## Dataset content
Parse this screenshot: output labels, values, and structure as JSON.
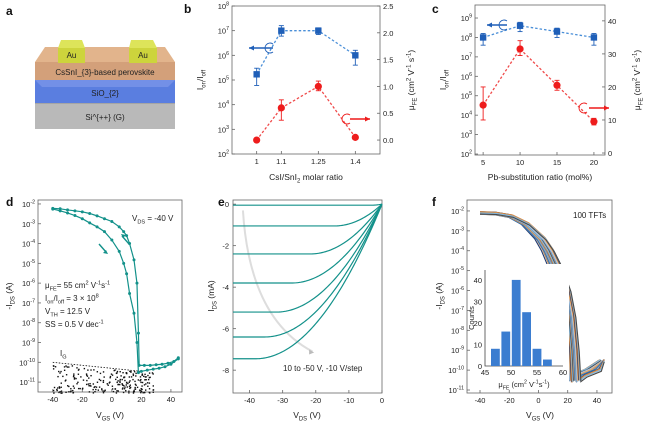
{
  "panel_labels": {
    "a": "a",
    "b": "b",
    "c": "c",
    "d": "d",
    "e": "e",
    "f": "f"
  },
  "panel_a": {
    "au_left": "Au",
    "au_right": "Au",
    "perovskite": "CsSnI_{3}-based perovskite",
    "sio2": "SiO_{2}",
    "si": "Si^{++} (G)",
    "colors": {
      "au": "#cdd43c",
      "perovskite": "#d9a57a",
      "sio2": "#5a7ee0",
      "si": "#b9b9b9"
    }
  },
  "chart_data": [
    {
      "type": "scatter",
      "panel": "b",
      "xlabel": "CsI/SnI_{2} molar ratio",
      "ylabel_left": "I_{on}/I_{off}",
      "ylabel_right": "μ_{FE} (cm^{2} V^{-1} s^{-1})",
      "xlim": [
        0.9,
        1.5
      ],
      "xticks": [
        1,
        1.1,
        1.25,
        1.4
      ],
      "xtick_labels": [
        "1",
        "1.1",
        "1.25",
        "1.4"
      ],
      "ylim_left_log10": [
        2,
        8
      ],
      "ylim_right": [
        -0.26,
        2.5
      ],
      "yticks_right": [
        0.0,
        0.5,
        1.0,
        1.5,
        2.0,
        2.5
      ],
      "ytick_labels_right": [
        "0.0",
        "0.5",
        "1.0",
        "1.5",
        "2.0",
        "2.5"
      ],
      "series": [
        {
          "axis": "left",
          "marker": "square",
          "color": "#1f5fb8",
          "line": "#4a8fd8",
          "x": [
            1,
            1.1,
            1.25,
            1.4
          ],
          "y": [
            170000,
            10000000,
            10000000,
            1000000
          ],
          "err": [
            [
              60000,
              300000
            ],
            [
              6000000,
              16000000
            ],
            [
              7000000,
              13000000
            ],
            [
              400000,
              1600000
            ]
          ]
        },
        {
          "axis": "right",
          "marker": "circle",
          "color": "#ee1c1c",
          "line": "#f04a4a",
          "x": [
            1,
            1.1,
            1.25,
            1.4
          ],
          "y": [
            0.0,
            0.6,
            1.0,
            0.05
          ],
          "err": [
            null,
            [
              0.37,
              0.75
            ],
            [
              0.92,
              1.1
            ],
            null
          ]
        }
      ]
    },
    {
      "type": "scatter",
      "panel": "c",
      "xlabel": "Pb-substitution ratio (mol%)",
      "ylabel_left": "I_{on}/I_{off}",
      "ylabel_right": "μ_{FE} (cm^{2} V^{-1} s^{-1})",
      "xlim": [
        3.9,
        21.5
      ],
      "xticks": [
        5,
        10,
        15,
        20
      ],
      "xtick_labels": [
        "5",
        "10",
        "15",
        "20"
      ],
      "ylim_left_log10": [
        1.95,
        9.67
      ],
      "ylim_right": [
        -0.6,
        44.8
      ],
      "yticks_right": [
        0,
        10,
        20,
        30,
        40
      ],
      "ytick_labels_right": [
        "0",
        "10",
        "20",
        "30",
        "40"
      ],
      "series": [
        {
          "axis": "left",
          "marker": "square",
          "color": "#1f5fb8",
          "line": "#4a8fd8",
          "x": [
            5,
            10,
            15,
            20
          ],
          "y": [
            100000000,
            400000000,
            200000000,
            100000000
          ],
          "err": [
            [
              40000000,
              160000000
            ],
            [
              200000000,
              600000000
            ],
            [
              100000000,
              300000000
            ],
            [
              40000000,
              160000000
            ]
          ]
        },
        {
          "axis": "right",
          "marker": "circle",
          "color": "#ee1c1c",
          "line": "#f04a4a",
          "x": [
            5,
            10,
            15,
            20
          ],
          "y": [
            14.5,
            31.5,
            20.5,
            9.5
          ],
          "err": [
            [
              10,
              20
            ],
            [
              29.5,
              34
            ],
            [
              19,
              22
            ],
            [
              8.5,
              10.5
            ]
          ]
        }
      ]
    },
    {
      "type": "line",
      "panel": "d",
      "xlabel": "V_{GS} (V)",
      "ylabel": "-I_{DS} (A)",
      "xlim": [
        -50,
        47.5
      ],
      "xticks": [
        -40,
        -20,
        0,
        20,
        40
      ],
      "ylim_log10": [
        -11.5,
        -1.8
      ],
      "color": "#13918a",
      "annotations": {
        "vds": "V_{DS} = -40 V",
        "mobility": "μ_{FE}= 55 cm^{2} V^{-1}s^{-1}",
        "onoff": "I_{on}/I_{off} = 3 × 10^{8}",
        "vth": "V_{TH} = 12.5 V",
        "ss": "SS = 0.5 V dec^{-1}",
        "gate_leak": "I_{G}"
      },
      "series": [
        {
          "x": [
            -40,
            -35,
            -30,
            -25,
            -20,
            -15,
            -10,
            -5,
            0,
            5,
            8,
            10,
            12,
            15,
            17,
            18,
            18.5,
            22,
            26,
            30,
            34,
            38,
            42,
            45
          ],
          "y": [
            0.006,
            0.0057,
            0.005,
            0.0045,
            0.004,
            0.0033,
            0.0025,
            0.0018,
            0.0013,
            0.0007,
            0.0004,
            0.00025,
            0.0001,
            1.5e-05,
            1e-06,
            3e-09,
            7e-11,
            7e-11,
            7e-11,
            7.5e-11,
            8e-11,
            9e-11,
            1.1e-10,
            1.7e-10
          ]
        },
        {
          "x": [
            -40,
            -35,
            -30,
            -25,
            -20,
            -15,
            -10,
            -5,
            0,
            5,
            8,
            10,
            12,
            15,
            17,
            18,
            20,
            24,
            28,
            32,
            36,
            40,
            45
          ],
          "y": [
            0.0055,
            0.0045,
            0.0035,
            0.0026,
            0.0018,
            0.0011,
            0.0007,
            0.0004,
            0.00015,
            4e-05,
            1e-05,
            3e-06,
            3e-07,
            3e-08,
            1e-09,
            3e-11,
            3.5e-11,
            4e-11,
            4.5e-11,
            5e-11,
            6e-11,
            8e-11,
            1.5e-10
          ]
        }
      ],
      "gate_leakage_range": {
        "x": [
          -40,
          28
        ],
        "y": [
          3e-12,
          1e-10
        ]
      }
    },
    {
      "type": "line",
      "panel": "e",
      "xlabel": "V_{DS} (V)",
      "ylabel": "I_{DS} (mA)",
      "xlim": [
        -45,
        0
      ],
      "xticks": [
        -40,
        -30,
        -20,
        -10,
        0
      ],
      "ylim": [
        -9.1,
        0.2
      ],
      "yticks": [
        0,
        -2,
        -4,
        -6,
        -8
      ],
      "color": "#13918a",
      "annotation": "10 to -50 V, -10 V/step",
      "vgs_steps": [
        10,
        0,
        -10,
        -20,
        -30,
        -40,
        -50
      ],
      "saturation_current_mA": [
        -0.05,
        -1.05,
        -2.4,
        -3.8,
        -5.2,
        -6.4,
        -7.45
      ]
    },
    {
      "type": "line",
      "panel": "f",
      "xlabel": "V_{GS} (V)",
      "ylabel": "-I_{DS} (A)",
      "xlim": [
        -48.9,
        50.3
      ],
      "xticks": [
        -40,
        -20,
        0,
        20,
        40
      ],
      "ylim_log10": [
        -11.15,
        -1.45
      ],
      "annotation": "100 TFTs",
      "reference_curve": {
        "x": [
          -40,
          -30,
          -20,
          -10,
          0,
          5,
          10,
          15,
          18,
          20,
          21,
          25,
          35,
          45
        ],
        "y": [
          0.008,
          0.0075,
          0.0055,
          0.0022,
          0.0004,
          0.0001,
          1.5e-05,
          1e-06,
          5e-08,
          1e-09,
          3e-11,
          5e-11,
          1e-10,
          3e-10
        ]
      },
      "threshold_shifts_V": [
        -4,
        -3,
        -2.5,
        -2,
        -1.5,
        -1,
        -0.5,
        0,
        0.5,
        1,
        1.5,
        2,
        2.5,
        3,
        3.5,
        4,
        4.5,
        5,
        5.5,
        6,
        6.5,
        7,
        7.5,
        8
      ],
      "curve_colors": [
        "#1f3b73",
        "#e08a3c",
        "#7fb8e0",
        "#4a4a4a",
        "#c9a07a",
        "#2a6fb5",
        "#9aa7b5",
        "#6c8fb0",
        "#a7c6e6",
        "#f2a65a"
      ],
      "inset": {
        "type": "bar",
        "xlabel": "μ_{FE} (cm^{2} V^{-1}s^{-1})",
        "ylabel": "Counts",
        "xlim": [
          45,
          60
        ],
        "ylim": [
          0,
          44.6
        ],
        "xticks": [
          45,
          50,
          55,
          60
        ],
        "yticks": [
          0,
          10,
          20,
          30,
          40
        ],
        "bin_centers": [
          47,
          49,
          51,
          53,
          55,
          57
        ],
        "bin_width": 2,
        "values": [
          8,
          16,
          40,
          25,
          8,
          3
        ],
        "color": "#3b7dd0"
      }
    }
  ]
}
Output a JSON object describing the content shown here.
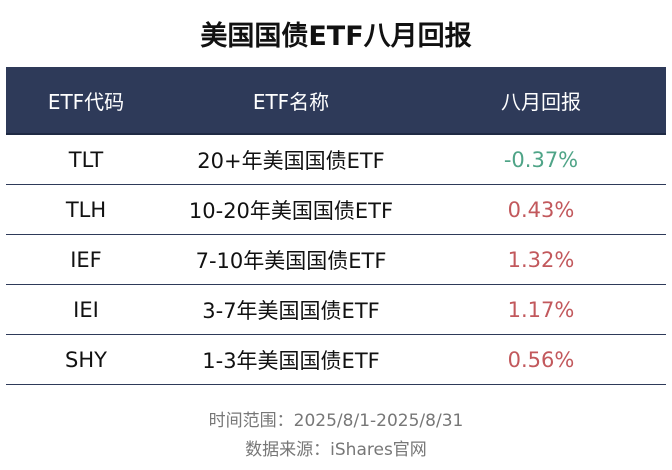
{
  "header": {
    "title": "美国国债ETF八月回报"
  },
  "table": {
    "columns": [
      "ETF代码",
      "ETF名称",
      "八月回报"
    ],
    "rows": [
      {
        "code": "TLT",
        "name": "20+年美国国债ETF",
        "return": "-0.37%",
        "color": "#4fa487"
      },
      {
        "code": "TLH",
        "name": "10-20年美国国债ETF",
        "return": "0.43%",
        "color": "#c2585c"
      },
      {
        "code": "IEF",
        "name": "7-10年美国国债ETF",
        "return": "1.32%",
        "color": "#c2585c"
      },
      {
        "code": "IEI",
        "name": "3-7年美国国债ETF",
        "return": "1.17%",
        "color": "#c2585c"
      },
      {
        "code": "SHY",
        "name": "1-3年美国国债ETF",
        "return": "0.56%",
        "color": "#c2585c"
      }
    ]
  },
  "footer": {
    "period": "时间范围：2025/8/1-2025/8/31",
    "source": "数据来源：iShares官网"
  }
}
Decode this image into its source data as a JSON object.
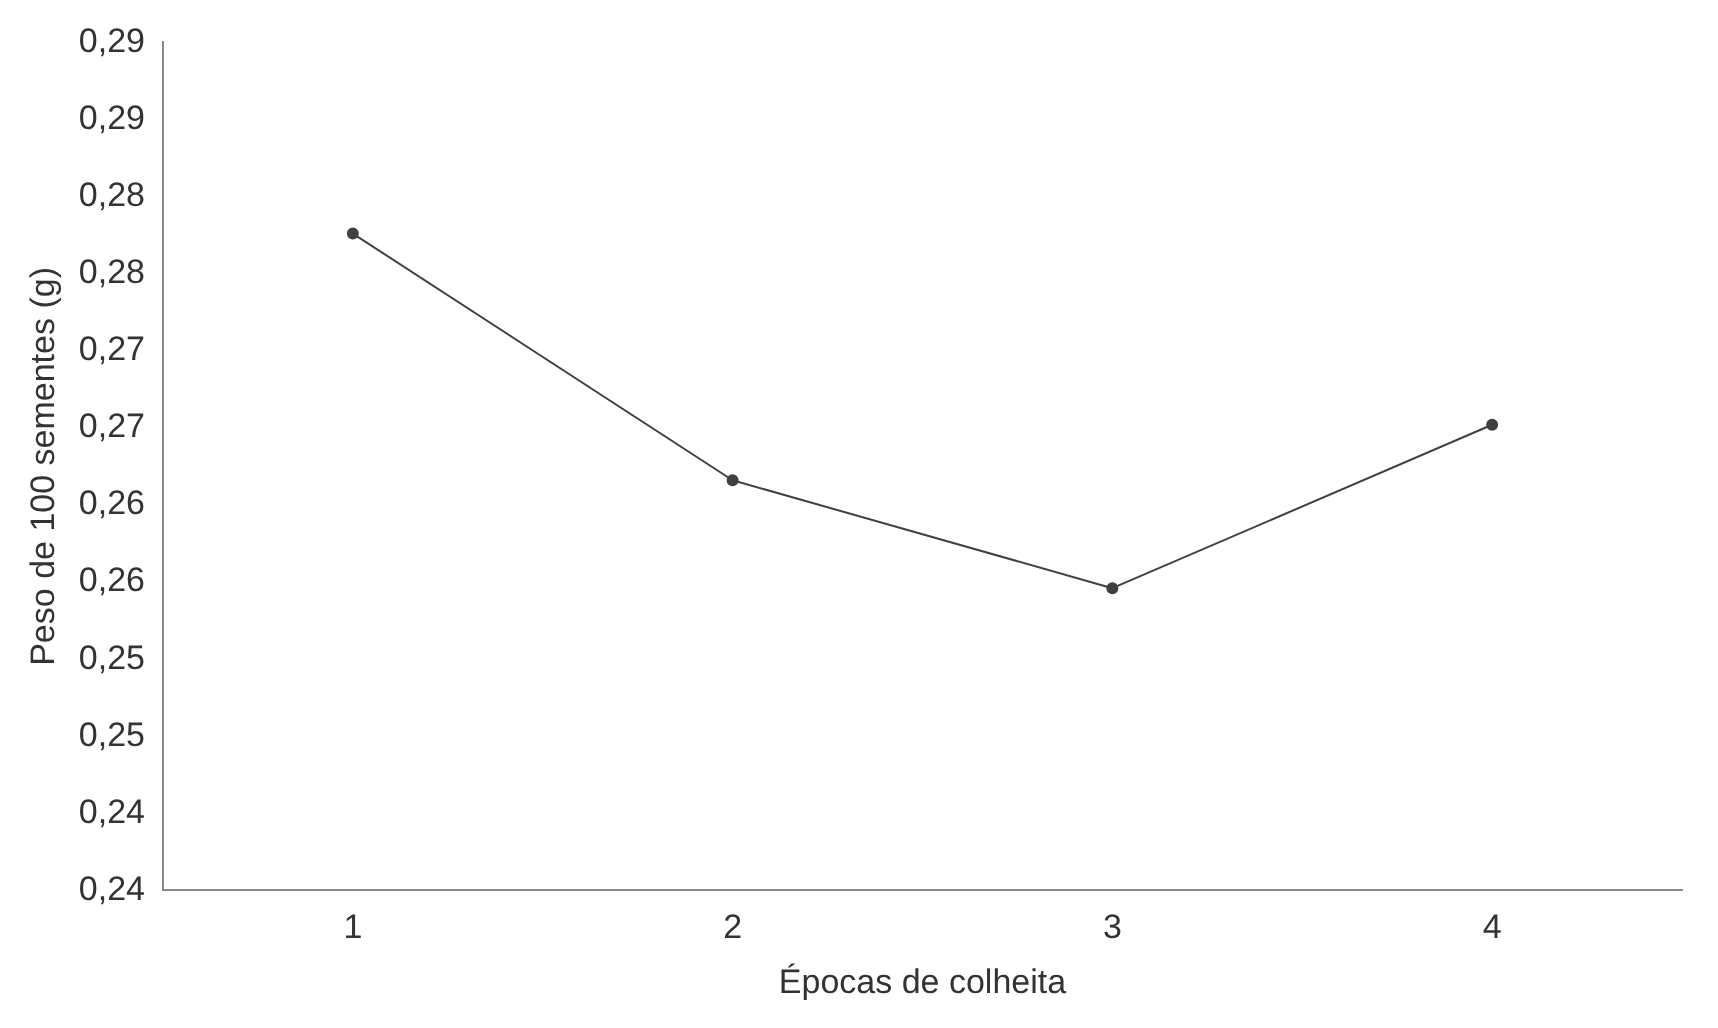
{
  "chart_data": {
    "type": "line",
    "xlabel": "Épocas de colheita",
    "ylabel": "Peso de 100 sementes (g)",
    "categories": [
      "1",
      "2",
      "3",
      "4"
    ],
    "series": [
      {
        "color": "#404040",
        "values": [
          0.2826,
          0.2666,
          0.2596,
          0.2702
        ]
      }
    ],
    "ylim": [
      0.24,
      0.295
    ],
    "yticks": [
      {
        "value": 0.24,
        "label": "0,24"
      },
      {
        "value": 0.245,
        "label": "0,24"
      },
      {
        "value": 0.25,
        "label": "0,25"
      },
      {
        "value": 0.255,
        "label": "0,25"
      },
      {
        "value": 0.26,
        "label": "0,26"
      },
      {
        "value": 0.265,
        "label": "0,26"
      },
      {
        "value": 0.27,
        "label": "0,27"
      },
      {
        "value": 0.275,
        "label": "0,27"
      },
      {
        "value": 0.28,
        "label": "0,28"
      },
      {
        "value": 0.285,
        "label": "0,28"
      },
      {
        "value": 0.29,
        "label": "0,29"
      },
      {
        "value": 0.295,
        "label": "0,29"
      }
    ],
    "grid": false,
    "legend": false,
    "marker": "circle",
    "line_style": "solid"
  }
}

## What you have to do
Transcribe exactly the portion of the material above that runs from the line containing "Decode this image" through its last line, omitting all pictures.

## Exercise answer
Decode this image into its source data as a JSON object.
{
  "chart_data": {
    "type": "line",
    "xlabel": "Épocas de colheita",
    "ylabel": "Peso de 100 sementes (g)",
    "categories": [
      "1",
      "2",
      "3",
      "4"
    ],
    "series": [
      {
        "color": "#404040",
        "values": [
          0.2826,
          0.2666,
          0.2596,
          0.2702
        ]
      }
    ],
    "ylim": [
      0.24,
      0.295
    ],
    "yticks": [
      {
        "value": 0.24,
        "label": "0,24"
      },
      {
        "value": 0.245,
        "label": "0,24"
      },
      {
        "value": 0.25,
        "label": "0,25"
      },
      {
        "value": 0.255,
        "label": "0,25"
      },
      {
        "value": 0.26,
        "label": "0,26"
      },
      {
        "value": 0.265,
        "label": "0,26"
      },
      {
        "value": 0.27,
        "label": "0,27"
      },
      {
        "value": 0.275,
        "label": "0,27"
      },
      {
        "value": 0.28,
        "label": "0,28"
      },
      {
        "value": 0.285,
        "label": "0,28"
      },
      {
        "value": 0.29,
        "label": "0,29"
      },
      {
        "value": 0.295,
        "label": "0,29"
      }
    ],
    "grid": false,
    "legend": false,
    "marker": "circle",
    "line_style": "solid"
  }
}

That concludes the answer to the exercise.